[Raw records]
========================================

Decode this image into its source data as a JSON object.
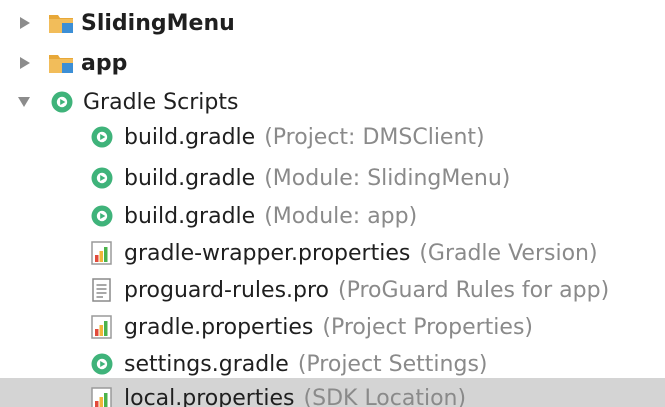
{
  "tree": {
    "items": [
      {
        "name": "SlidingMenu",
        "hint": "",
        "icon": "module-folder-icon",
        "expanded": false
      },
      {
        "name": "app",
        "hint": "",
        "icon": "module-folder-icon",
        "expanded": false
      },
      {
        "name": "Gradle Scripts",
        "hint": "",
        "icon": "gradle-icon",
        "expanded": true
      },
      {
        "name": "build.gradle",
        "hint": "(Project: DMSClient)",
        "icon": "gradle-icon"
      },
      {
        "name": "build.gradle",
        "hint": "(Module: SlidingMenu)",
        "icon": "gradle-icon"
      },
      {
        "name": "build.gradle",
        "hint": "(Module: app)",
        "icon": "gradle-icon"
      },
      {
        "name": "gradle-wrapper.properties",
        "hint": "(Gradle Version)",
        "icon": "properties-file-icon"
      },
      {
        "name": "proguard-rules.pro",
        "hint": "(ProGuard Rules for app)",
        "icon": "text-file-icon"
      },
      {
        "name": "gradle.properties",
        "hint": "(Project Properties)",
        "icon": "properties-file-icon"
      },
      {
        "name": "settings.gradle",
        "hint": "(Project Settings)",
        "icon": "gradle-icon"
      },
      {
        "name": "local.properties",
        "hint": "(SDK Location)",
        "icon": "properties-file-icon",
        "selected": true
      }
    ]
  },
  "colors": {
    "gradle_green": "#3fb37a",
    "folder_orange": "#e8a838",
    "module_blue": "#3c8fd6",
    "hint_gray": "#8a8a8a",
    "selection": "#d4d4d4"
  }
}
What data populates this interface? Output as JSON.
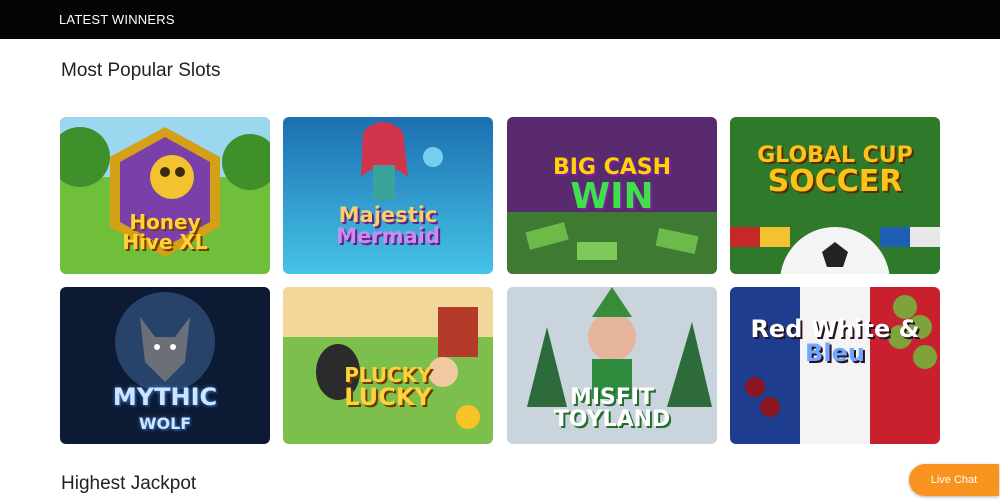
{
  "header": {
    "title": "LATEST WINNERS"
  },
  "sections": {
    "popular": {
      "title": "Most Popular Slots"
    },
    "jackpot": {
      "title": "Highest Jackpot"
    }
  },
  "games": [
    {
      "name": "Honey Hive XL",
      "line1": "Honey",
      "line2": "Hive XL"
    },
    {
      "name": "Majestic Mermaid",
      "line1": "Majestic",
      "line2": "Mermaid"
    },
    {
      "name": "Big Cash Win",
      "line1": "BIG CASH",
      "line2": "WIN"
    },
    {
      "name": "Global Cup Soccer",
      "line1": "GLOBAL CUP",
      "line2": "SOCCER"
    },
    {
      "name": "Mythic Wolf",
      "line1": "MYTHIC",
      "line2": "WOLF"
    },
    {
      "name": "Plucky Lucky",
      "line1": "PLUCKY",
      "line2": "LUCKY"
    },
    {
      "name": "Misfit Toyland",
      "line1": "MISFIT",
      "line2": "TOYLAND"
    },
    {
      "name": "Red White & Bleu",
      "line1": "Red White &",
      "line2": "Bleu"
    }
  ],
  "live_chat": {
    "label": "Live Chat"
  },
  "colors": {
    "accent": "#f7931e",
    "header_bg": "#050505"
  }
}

========================================

** WORK REQUIRED **
Go through the listing above and write it all out exactly, leaving out any picture.

** TASK RESULT **
Decode this image into its source data as a JSON object.
{
  "tree": {
    "items": [
      {
        "name": "SlidingMenu",
        "hint": "",
        "icon": "module-folder-icon",
        "expanded": false
      },
      {
        "name": "app",
        "hint": "",
        "icon": "module-folder-icon",
        "expanded": false
      },
      {
        "name": "Gradle Scripts",
        "hint": "",
        "icon": "gradle-icon",
        "expanded": true
      },
      {
        "name": "build.gradle",
        "hint": "(Project: DMSClient)",
        "icon": "gradle-icon"
      },
      {
        "name": "build.gradle",
        "hint": "(Module: SlidingMenu)",
        "icon": "gradle-icon"
      },
      {
        "name": "build.gradle",
        "hint": "(Module: app)",
        "icon": "gradle-icon"
      },
      {
        "name": "gradle-wrapper.properties",
        "hint": "(Gradle Version)",
        "icon": "properties-file-icon"
      },
      {
        "name": "proguard-rules.pro",
        "hint": "(ProGuard Rules for app)",
        "icon": "text-file-icon"
      },
      {
        "name": "gradle.properties",
        "hint": "(Project Properties)",
        "icon": "properties-file-icon"
      },
      {
        "name": "settings.gradle",
        "hint": "(Project Settings)",
        "icon": "gradle-icon"
      },
      {
        "name": "local.properties",
        "hint": "(SDK Location)",
        "icon": "properties-file-icon",
        "selected": true
      }
    ]
  },
  "colors": {
    "gradle_green": "#3fb37a",
    "folder_orange": "#e8a838",
    "module_blue": "#3c8fd6",
    "hint_gray": "#8a8a8a",
    "selection": "#d4d4d4"
  }
}
What data populates this interface? Output as JSON.
{
  "header": {
    "title": "LATEST WINNERS"
  },
  "sections": {
    "popular": {
      "title": "Most Popular Slots"
    },
    "jackpot": {
      "title": "Highest Jackpot"
    }
  },
  "games": [
    {
      "name": "Honey Hive XL",
      "line1": "Honey",
      "line2": "Hive XL"
    },
    {
      "name": "Majestic Mermaid",
      "line1": "Majestic",
      "line2": "Mermaid"
    },
    {
      "name": "Big Cash Win",
      "line1": "BIG CASH",
      "line2": "WIN"
    },
    {
      "name": "Global Cup Soccer",
      "line1": "GLOBAL CUP",
      "line2": "SOCCER"
    },
    {
      "name": "Mythic Wolf",
      "line1": "MYTHIC",
      "line2": "WOLF"
    },
    {
      "name": "Plucky Lucky",
      "line1": "PLUCKY",
      "line2": "LUCKY"
    },
    {
      "name": "Misfit Toyland",
      "line1": "MISFIT",
      "line2": "TOYLAND"
    },
    {
      "name": "Red White & Bleu",
      "line1": "Red White &",
      "line2": "Bleu"
    }
  ],
  "live_chat": {
    "label": "Live Chat"
  },
  "colors": {
    "accent": "#f7931e",
    "header_bg": "#050505"
  }
}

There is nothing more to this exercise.